[BEGIN]

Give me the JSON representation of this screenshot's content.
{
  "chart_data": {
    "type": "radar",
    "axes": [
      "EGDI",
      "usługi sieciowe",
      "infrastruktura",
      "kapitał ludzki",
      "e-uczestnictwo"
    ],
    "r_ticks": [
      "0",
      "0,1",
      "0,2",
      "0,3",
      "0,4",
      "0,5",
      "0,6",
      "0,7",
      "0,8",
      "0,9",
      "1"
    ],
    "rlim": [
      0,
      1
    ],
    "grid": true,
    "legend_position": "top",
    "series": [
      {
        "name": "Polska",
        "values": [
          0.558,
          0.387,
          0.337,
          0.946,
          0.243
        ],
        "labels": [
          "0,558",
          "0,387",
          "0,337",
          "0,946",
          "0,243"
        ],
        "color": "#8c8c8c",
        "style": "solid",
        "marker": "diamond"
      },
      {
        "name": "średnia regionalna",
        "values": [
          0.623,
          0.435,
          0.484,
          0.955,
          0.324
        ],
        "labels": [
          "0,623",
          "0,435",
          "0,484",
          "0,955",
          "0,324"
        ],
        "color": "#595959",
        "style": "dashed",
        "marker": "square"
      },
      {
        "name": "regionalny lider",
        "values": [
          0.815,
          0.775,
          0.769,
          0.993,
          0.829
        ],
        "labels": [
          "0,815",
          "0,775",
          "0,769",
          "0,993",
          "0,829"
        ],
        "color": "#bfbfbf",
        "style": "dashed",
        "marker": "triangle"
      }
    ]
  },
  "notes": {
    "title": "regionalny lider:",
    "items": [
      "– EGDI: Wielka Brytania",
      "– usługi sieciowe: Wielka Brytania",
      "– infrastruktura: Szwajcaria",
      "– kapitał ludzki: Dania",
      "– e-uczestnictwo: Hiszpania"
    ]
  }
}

[END]

● **TASK INSTRUCTIONS**: Write the material out again in its entirety, exactly as shown.

● **RESPONSE BELOW**:
Give me the JSON representation of this screenshot's content.
{
  "chart_data": {
    "type": "radar",
    "axes": [
      "EGDI",
      "usługi sieciowe",
      "infrastruktura",
      "kapitał ludzki",
      "e-uczestnictwo"
    ],
    "r_ticks": [
      "0",
      "0,1",
      "0,2",
      "0,3",
      "0,4",
      "0,5",
      "0,6",
      "0,7",
      "0,8",
      "0,9",
      "1"
    ],
    "rlim": [
      0,
      1
    ],
    "grid": true,
    "legend_position": "top",
    "series": [
      {
        "name": "Polska",
        "values": [
          0.558,
          0.387,
          0.337,
          0.946,
          0.243
        ],
        "labels": [
          "0,558",
          "0,387",
          "0,337",
          "0,946",
          "0,243"
        ],
        "color": "#8c8c8c",
        "style": "solid",
        "marker": "diamond"
      },
      {
        "name": "średnia regionalna",
        "values": [
          0.623,
          0.435,
          0.484,
          0.955,
          0.324
        ],
        "labels": [
          "0,623",
          "0,435",
          "0,484",
          "0,955",
          "0,324"
        ],
        "color": "#595959",
        "style": "dashed",
        "marker": "square"
      },
      {
        "name": "regionalny lider",
        "values": [
          0.815,
          0.775,
          0.769,
          0.993,
          0.829
        ],
        "labels": [
          "0,815",
          "0,775",
          "0,769",
          "0,993",
          "0,829"
        ],
        "color": "#bfbfbf",
        "style": "dashed",
        "marker": "triangle"
      }
    ]
  },
  "notes": {
    "title": "regionalny lider:",
    "items": [
      "– EGDI: Wielka Brytania",
      "– usługi sieciowe: Wielka Brytania",
      "– infrastruktura: Szwajcaria",
      "– kapitał ludzki: Dania",
      "– e-uczestnictwo: Hiszpania"
    ]
  }
}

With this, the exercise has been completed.